» **Records from a collection of figures**
** Begin **

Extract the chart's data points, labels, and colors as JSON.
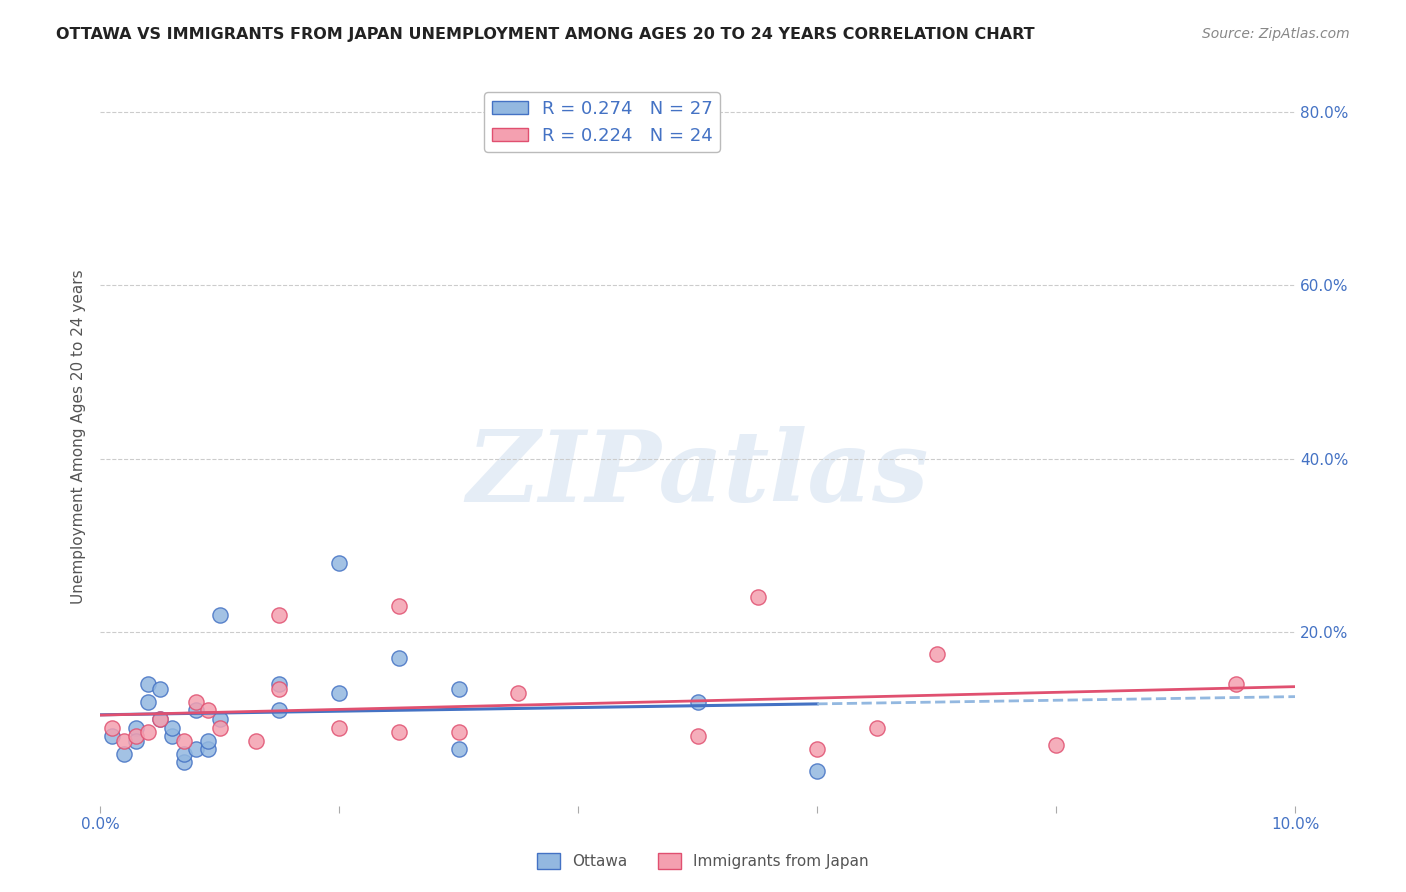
{
  "title": "OTTAWA VS IMMIGRANTS FROM JAPAN UNEMPLOYMENT AMONG AGES 20 TO 24 YEARS CORRELATION CHART",
  "source": "Source: ZipAtlas.com",
  "ylabel": "Unemployment Among Ages 20 to 24 years",
  "xlim": [
    0.0,
    0.1
  ],
  "ylim": [
    0.0,
    0.85
  ],
  "xticks": [
    0.0,
    0.02,
    0.04,
    0.06,
    0.08,
    0.1
  ],
  "xticklabels": [
    "0.0%",
    "",
    "",
    "",
    "",
    "10.0%"
  ],
  "yticks_right": [
    0.0,
    0.2,
    0.4,
    0.6,
    0.8
  ],
  "yticklabels_right": [
    "",
    "20.0%",
    "40.0%",
    "60.0%",
    "80.0%"
  ],
  "ottawa_R": 0.274,
  "ottawa_N": 27,
  "japan_R": 0.224,
  "japan_N": 24,
  "ottawa_color": "#93b8e0",
  "ottawa_color_dark": "#4472c4",
  "japan_color": "#f4a0b0",
  "japan_color_dark": "#e05070",
  "ottawa_x": [
    0.001,
    0.002,
    0.003,
    0.003,
    0.004,
    0.004,
    0.005,
    0.005,
    0.006,
    0.006,
    0.007,
    0.007,
    0.008,
    0.008,
    0.009,
    0.009,
    0.01,
    0.01,
    0.015,
    0.015,
    0.02,
    0.02,
    0.025,
    0.03,
    0.03,
    0.05,
    0.06
  ],
  "ottawa_y": [
    0.08,
    0.06,
    0.09,
    0.075,
    0.12,
    0.14,
    0.1,
    0.135,
    0.08,
    0.09,
    0.05,
    0.06,
    0.065,
    0.11,
    0.065,
    0.075,
    0.1,
    0.22,
    0.14,
    0.11,
    0.13,
    0.28,
    0.17,
    0.135,
    0.065,
    0.12,
    0.04
  ],
  "japan_x": [
    0.001,
    0.002,
    0.003,
    0.004,
    0.005,
    0.007,
    0.008,
    0.009,
    0.01,
    0.013,
    0.015,
    0.015,
    0.02,
    0.025,
    0.025,
    0.03,
    0.035,
    0.05,
    0.055,
    0.06,
    0.065,
    0.07,
    0.08,
    0.095
  ],
  "japan_y": [
    0.09,
    0.075,
    0.08,
    0.085,
    0.1,
    0.075,
    0.12,
    0.11,
    0.09,
    0.075,
    0.135,
    0.22,
    0.09,
    0.085,
    0.23,
    0.085,
    0.13,
    0.08,
    0.24,
    0.065,
    0.09,
    0.175,
    0.07,
    0.14
  ],
  "watermark": "ZIPatlas",
  "background_color": "#ffffff",
  "grid_color": "#cccccc",
  "legend_fontsize": 13,
  "title_fontsize": 11.5,
  "label_color": "#4472c4"
}
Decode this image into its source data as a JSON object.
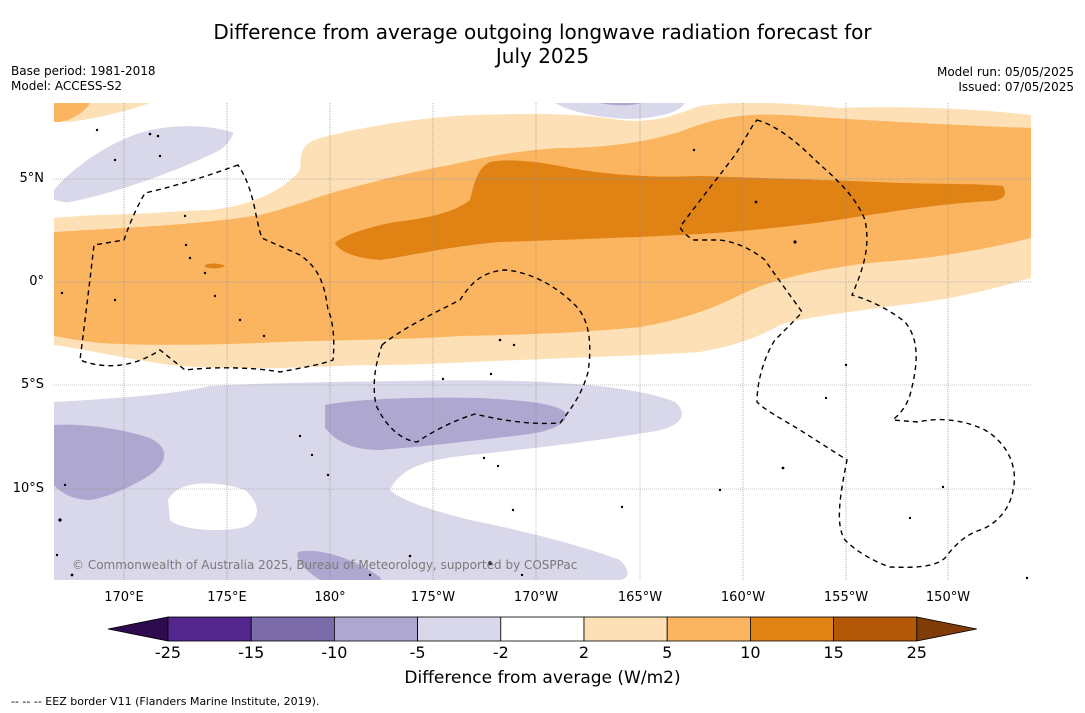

** End **

Copy every line of the data word for word, omitting the images.

Extract the chart's data points, labels, and colors as JSON.
{
  "title": "OTTAWA VS IMMIGRANTS FROM JAPAN UNEMPLOYMENT AMONG AGES 20 TO 24 YEARS CORRELATION CHART",
  "source": "Source: ZipAtlas.com",
  "ylabel": "Unemployment Among Ages 20 to 24 years",
  "xlim": [
    0.0,
    0.1
  ],
  "ylim": [
    0.0,
    0.85
  ],
  "xticks": [
    0.0,
    0.02,
    0.04,
    0.06,
    0.08,
    0.1
  ],
  "xticklabels": [
    "0.0%",
    "",
    "",
    "",
    "",
    "10.0%"
  ],
  "yticks_right": [
    0.0,
    0.2,
    0.4,
    0.6,
    0.8
  ],
  "yticklabels_right": [
    "",
    "20.0%",
    "40.0%",
    "60.0%",
    "80.0%"
  ],
  "ottawa_R": 0.274,
  "ottawa_N": 27,
  "japan_R": 0.224,
  "japan_N": 24,
  "ottawa_color": "#93b8e0",
  "ottawa_color_dark": "#4472c4",
  "japan_color": "#f4a0b0",
  "japan_color_dark": "#e05070",
  "ottawa_x": [
    0.001,
    0.002,
    0.003,
    0.003,
    0.004,
    0.004,
    0.005,
    0.005,
    0.006,
    0.006,
    0.007,
    0.007,
    0.008,
    0.008,
    0.009,
    0.009,
    0.01,
    0.01,
    0.015,
    0.015,
    0.02,
    0.02,
    0.025,
    0.03,
    0.03,
    0.05,
    0.06
  ],
  "ottawa_y": [
    0.08,
    0.06,
    0.09,
    0.075,
    0.12,
    0.14,
    0.1,
    0.135,
    0.08,
    0.09,
    0.05,
    0.06,
    0.065,
    0.11,
    0.065,
    0.075,
    0.1,
    0.22,
    0.14,
    0.11,
    0.13,
    0.28,
    0.17,
    0.135,
    0.065,
    0.12,
    0.04
  ],
  "japan_x": [
    0.001,
    0.002,
    0.003,
    0.004,
    0.005,
    0.007,
    0.008,
    0.009,
    0.01,
    0.013,
    0.015,
    0.015,
    0.02,
    0.025,
    0.025,
    0.03,
    0.035,
    0.05,
    0.055,
    0.06,
    0.065,
    0.07,
    0.08,
    0.095
  ],
  "japan_y": [
    0.09,
    0.075,
    0.08,
    0.085,
    0.1,
    0.075,
    0.12,
    0.11,
    0.09,
    0.075,
    0.135,
    0.22,
    0.09,
    0.085,
    0.23,
    0.085,
    0.13,
    0.08,
    0.24,
    0.065,
    0.09,
    0.175,
    0.07,
    0.14
  ],
  "watermark": "ZIPatlas",
  "background_color": "#ffffff",
  "grid_color": "#cccccc",
  "legend_fontsize": 13,
  "title_fontsize": 11.5,
  "label_color": "#4472c4"
}
Decode this image into its source data as a JSON object.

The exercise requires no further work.